All of the records below need to be copied exactly.

-----

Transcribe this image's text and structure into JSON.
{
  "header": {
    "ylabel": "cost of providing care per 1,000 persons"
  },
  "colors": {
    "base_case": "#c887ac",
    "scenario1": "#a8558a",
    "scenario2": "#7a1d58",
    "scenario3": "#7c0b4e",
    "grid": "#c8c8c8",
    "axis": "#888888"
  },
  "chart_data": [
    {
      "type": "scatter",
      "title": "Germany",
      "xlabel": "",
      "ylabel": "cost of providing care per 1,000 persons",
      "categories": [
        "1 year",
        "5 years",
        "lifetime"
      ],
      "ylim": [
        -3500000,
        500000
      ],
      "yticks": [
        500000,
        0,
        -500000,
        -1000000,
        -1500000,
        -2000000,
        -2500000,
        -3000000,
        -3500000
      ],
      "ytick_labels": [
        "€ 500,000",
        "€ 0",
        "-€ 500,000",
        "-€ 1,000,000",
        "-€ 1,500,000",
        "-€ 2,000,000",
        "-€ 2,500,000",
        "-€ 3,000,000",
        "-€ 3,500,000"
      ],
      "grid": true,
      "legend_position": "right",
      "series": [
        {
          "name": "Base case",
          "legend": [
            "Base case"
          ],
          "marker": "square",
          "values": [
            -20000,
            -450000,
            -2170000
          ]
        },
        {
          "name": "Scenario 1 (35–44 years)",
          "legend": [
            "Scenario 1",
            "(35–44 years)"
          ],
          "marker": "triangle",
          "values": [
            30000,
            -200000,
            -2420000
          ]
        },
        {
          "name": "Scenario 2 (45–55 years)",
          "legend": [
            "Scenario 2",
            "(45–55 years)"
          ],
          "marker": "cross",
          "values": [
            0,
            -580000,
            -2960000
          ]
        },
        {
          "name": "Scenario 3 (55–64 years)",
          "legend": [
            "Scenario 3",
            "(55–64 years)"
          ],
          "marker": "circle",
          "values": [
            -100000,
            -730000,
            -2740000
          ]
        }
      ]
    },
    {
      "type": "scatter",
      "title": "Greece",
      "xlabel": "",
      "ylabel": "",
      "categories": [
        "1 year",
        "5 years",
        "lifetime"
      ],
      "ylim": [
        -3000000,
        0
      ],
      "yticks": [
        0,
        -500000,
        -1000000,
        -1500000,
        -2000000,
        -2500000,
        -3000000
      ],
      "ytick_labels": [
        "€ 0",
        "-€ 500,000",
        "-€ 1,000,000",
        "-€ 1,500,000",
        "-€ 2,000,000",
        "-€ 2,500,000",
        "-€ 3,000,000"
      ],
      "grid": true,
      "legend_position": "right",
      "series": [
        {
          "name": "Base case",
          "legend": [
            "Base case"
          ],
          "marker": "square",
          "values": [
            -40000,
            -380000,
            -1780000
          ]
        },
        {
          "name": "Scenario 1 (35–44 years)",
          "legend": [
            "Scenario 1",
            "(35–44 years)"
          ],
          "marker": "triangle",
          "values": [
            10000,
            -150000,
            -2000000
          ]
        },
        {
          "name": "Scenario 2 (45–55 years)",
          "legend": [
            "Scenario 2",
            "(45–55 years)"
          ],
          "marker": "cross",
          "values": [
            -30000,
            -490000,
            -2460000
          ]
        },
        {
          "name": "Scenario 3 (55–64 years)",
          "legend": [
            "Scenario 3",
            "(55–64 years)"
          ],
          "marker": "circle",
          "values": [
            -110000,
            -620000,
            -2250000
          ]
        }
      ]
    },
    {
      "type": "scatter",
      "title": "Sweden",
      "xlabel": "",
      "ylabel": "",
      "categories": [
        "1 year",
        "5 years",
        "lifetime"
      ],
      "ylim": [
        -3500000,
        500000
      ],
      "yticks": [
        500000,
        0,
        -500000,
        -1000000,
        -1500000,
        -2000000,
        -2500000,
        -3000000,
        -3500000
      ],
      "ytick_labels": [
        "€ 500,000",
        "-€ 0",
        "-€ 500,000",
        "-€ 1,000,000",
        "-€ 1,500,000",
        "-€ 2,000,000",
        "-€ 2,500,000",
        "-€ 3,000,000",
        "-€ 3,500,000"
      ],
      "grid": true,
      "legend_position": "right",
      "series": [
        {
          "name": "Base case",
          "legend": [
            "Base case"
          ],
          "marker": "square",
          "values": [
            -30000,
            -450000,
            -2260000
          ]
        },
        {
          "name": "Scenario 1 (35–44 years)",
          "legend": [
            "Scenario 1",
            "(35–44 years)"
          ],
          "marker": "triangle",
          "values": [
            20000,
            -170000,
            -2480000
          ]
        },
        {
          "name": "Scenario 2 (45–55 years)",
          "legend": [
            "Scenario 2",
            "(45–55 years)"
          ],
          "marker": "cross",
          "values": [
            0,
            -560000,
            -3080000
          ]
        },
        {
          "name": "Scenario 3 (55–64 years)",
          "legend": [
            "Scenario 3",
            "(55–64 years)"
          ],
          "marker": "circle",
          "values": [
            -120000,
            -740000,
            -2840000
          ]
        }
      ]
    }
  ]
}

-----

Result of this exercise:
Transcribe this image's text and structure into JSON.
{
  "header": {
    "ylabel": "cost of providing care per 1,000 persons"
  },
  "colors": {
    "base_case": "#c887ac",
    "scenario1": "#a8558a",
    "scenario2": "#7a1d58",
    "scenario3": "#7c0b4e",
    "grid": "#c8c8c8",
    "axis": "#888888"
  },
  "chart_data": [
    {
      "type": "scatter",
      "title": "Germany",
      "xlabel": "",
      "ylabel": "cost of providing care per 1,000 persons",
      "categories": [
        "1 year",
        "5 years",
        "lifetime"
      ],
      "ylim": [
        -3500000,
        500000
      ],
      "yticks": [
        500000,
        0,
        -500000,
        -1000000,
        -1500000,
        -2000000,
        -2500000,
        -3000000,
        -3500000
      ],
      "ytick_labels": [
        "€ 500,000",
        "€ 0",
        "-€ 500,000",
        "-€ 1,000,000",
        "-€ 1,500,000",
        "-€ 2,000,000",
        "-€ 2,500,000",
        "-€ 3,000,000",
        "-€ 3,500,000"
      ],
      "grid": true,
      "legend_position": "right",
      "series": [
        {
          "name": "Base case",
          "legend": [
            "Base case"
          ],
          "marker": "square",
          "values": [
            -20000,
            -450000,
            -2170000
          ]
        },
        {
          "name": "Scenario 1 (35–44 years)",
          "legend": [
            "Scenario 1",
            "(35–44 years)"
          ],
          "marker": "triangle",
          "values": [
            30000,
            -200000,
            -2420000
          ]
        },
        {
          "name": "Scenario 2 (45–55 years)",
          "legend": [
            "Scenario 2",
            "(45–55 years)"
          ],
          "marker": "cross",
          "values": [
            0,
            -580000,
            -2960000
          ]
        },
        {
          "name": "Scenario 3 (55–64 years)",
          "legend": [
            "Scenario 3",
            "(55–64 years)"
          ],
          "marker": "circle",
          "values": [
            -100000,
            -730000,
            -2740000
          ]
        }
      ]
    },
    {
      "type": "scatter",
      "title": "Greece",
      "xlabel": "",
      "ylabel": "",
      "categories": [
        "1 year",
        "5 years",
        "lifetime"
      ],
      "ylim": [
        -3000000,
        0
      ],
      "yticks": [
        0,
        -500000,
        -1000000,
        -1500000,
        -2000000,
        -2500000,
        -3000000
      ],
      "ytick_labels": [
        "€ 0",
        "-€ 500,000",
        "-€ 1,000,000",
        "-€ 1,500,000",
        "-€ 2,000,000",
        "-€ 2,500,000",
        "-€ 3,000,000"
      ],
      "grid": true,
      "legend_position": "right",
      "series": [
        {
          "name": "Base case",
          "legend": [
            "Base case"
          ],
          "marker": "square",
          "values": [
            -40000,
            -380000,
            -1780000
          ]
        },
        {
          "name": "Scenario 1 (35–44 years)",
          "legend": [
            "Scenario 1",
            "(35–44 years)"
          ],
          "marker": "triangle",
          "values": [
            10000,
            -150000,
            -2000000
          ]
        },
        {
          "name": "Scenario 2 (45–55 years)",
          "legend": [
            "Scenario 2",
            "(45–55 years)"
          ],
          "marker": "cross",
          "values": [
            -30000,
            -490000,
            -2460000
          ]
        },
        {
          "name": "Scenario 3 (55–64 years)",
          "legend": [
            "Scenario 3",
            "(55–64 years)"
          ],
          "marker": "circle",
          "values": [
            -110000,
            -620000,
            -2250000
          ]
        }
      ]
    },
    {
      "type": "scatter",
      "title": "Sweden",
      "xlabel": "",
      "ylabel": "",
      "categories": [
        "1 year",
        "5 years",
        "lifetime"
      ],
      "ylim": [
        -3500000,
        500000
      ],
      "yticks": [
        500000,
        0,
        -500000,
        -1000000,
        -1500000,
        -2000000,
        -2500000,
        -3000000,
        -3500000
      ],
      "ytick_labels": [
        "€ 500,000",
        "-€ 0",
        "-€ 500,000",
        "-€ 1,000,000",
        "-€ 1,500,000",
        "-€ 2,000,000",
        "-€ 2,500,000",
        "-€ 3,000,000",
        "-€ 3,500,000"
      ],
      "grid": true,
      "legend_position": "right",
      "series": [
        {
          "name": "Base case",
          "legend": [
            "Base case"
          ],
          "marker": "square",
          "values": [
            -30000,
            -450000,
            -2260000
          ]
        },
        {
          "name": "Scenario 1 (35–44 years)",
          "legend": [
            "Scenario 1",
            "(35–44 years)"
          ],
          "marker": "triangle",
          "values": [
            20000,
            -170000,
            -2480000
          ]
        },
        {
          "name": "Scenario 2 (45–55 years)",
          "legend": [
            "Scenario 2",
            "(45–55 years)"
          ],
          "marker": "cross",
          "values": [
            0,
            -560000,
            -3080000
          ]
        },
        {
          "name": "Scenario 3 (55–64 years)",
          "legend": [
            "Scenario 3",
            "(55–64 years)"
          ],
          "marker": "circle",
          "values": [
            -120000,
            -740000,
            -2840000
          ]
        }
      ]
    }
  ]
}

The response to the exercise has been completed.